> _WHAT YOU HAVE TO DO_:
Would you transcribe all of the data exactly, down to the last character?

(Stored data entries)
- - - - -
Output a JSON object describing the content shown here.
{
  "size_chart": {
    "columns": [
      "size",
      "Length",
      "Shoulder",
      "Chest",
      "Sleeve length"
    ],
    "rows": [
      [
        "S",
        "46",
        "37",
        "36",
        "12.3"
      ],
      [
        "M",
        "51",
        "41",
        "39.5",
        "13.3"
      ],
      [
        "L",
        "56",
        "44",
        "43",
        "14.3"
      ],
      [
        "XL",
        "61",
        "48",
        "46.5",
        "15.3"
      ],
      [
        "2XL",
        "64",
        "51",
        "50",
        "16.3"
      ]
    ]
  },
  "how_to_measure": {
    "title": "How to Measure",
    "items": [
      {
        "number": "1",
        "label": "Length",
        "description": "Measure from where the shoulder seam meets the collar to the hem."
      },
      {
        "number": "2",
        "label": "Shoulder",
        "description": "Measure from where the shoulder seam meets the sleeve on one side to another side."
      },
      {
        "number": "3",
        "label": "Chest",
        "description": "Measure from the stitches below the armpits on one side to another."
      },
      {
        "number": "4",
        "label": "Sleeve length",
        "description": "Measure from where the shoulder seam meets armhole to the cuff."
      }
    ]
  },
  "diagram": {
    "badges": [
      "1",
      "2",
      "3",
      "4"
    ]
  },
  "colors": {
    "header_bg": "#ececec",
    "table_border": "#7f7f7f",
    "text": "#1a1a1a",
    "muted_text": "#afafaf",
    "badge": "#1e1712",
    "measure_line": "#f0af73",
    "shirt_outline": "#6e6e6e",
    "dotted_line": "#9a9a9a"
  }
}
- - - - -
> _OUTPUT OF THE EXERCISE_:
Output a JSON object describing the content shown here.
{
  "size_chart": {
    "columns": [
      "size",
      "Length",
      "Shoulder",
      "Chest",
      "Sleeve length"
    ],
    "rows": [
      [
        "S",
        "46",
        "37",
        "36",
        "12.3"
      ],
      [
        "M",
        "51",
        "41",
        "39.5",
        "13.3"
      ],
      [
        "L",
        "56",
        "44",
        "43",
        "14.3"
      ],
      [
        "XL",
        "61",
        "48",
        "46.5",
        "15.3"
      ],
      [
        "2XL",
        "64",
        "51",
        "50",
        "16.3"
      ]
    ]
  },
  "how_to_measure": {
    "title": "How to Measure",
    "items": [
      {
        "number": "1",
        "label": "Length",
        "description": "Measure from where the shoulder seam meets the collar to the hem."
      },
      {
        "number": "2",
        "label": "Shoulder",
        "description": "Measure from where the shoulder seam meets the sleeve on one side to another side."
      },
      {
        "number": "3",
        "label": "Chest",
        "description": "Measure from the stitches below the armpits on one side to another."
      },
      {
        "number": "4",
        "label": "Sleeve length",
        "description": "Measure from where the shoulder seam meets armhole to the cuff."
      }
    ]
  },
  "diagram": {
    "badges": [
      "1",
      "2",
      "3",
      "4"
    ]
  },
  "colors": {
    "header_bg": "#ececec",
    "table_border": "#7f7f7f",
    "text": "#1a1a1a",
    "muted_text": "#afafaf",
    "badge": "#1e1712",
    "measure_line": "#f0af73",
    "shirt_outline": "#6e6e6e",
    "dotted_line": "#9a9a9a"
  }
}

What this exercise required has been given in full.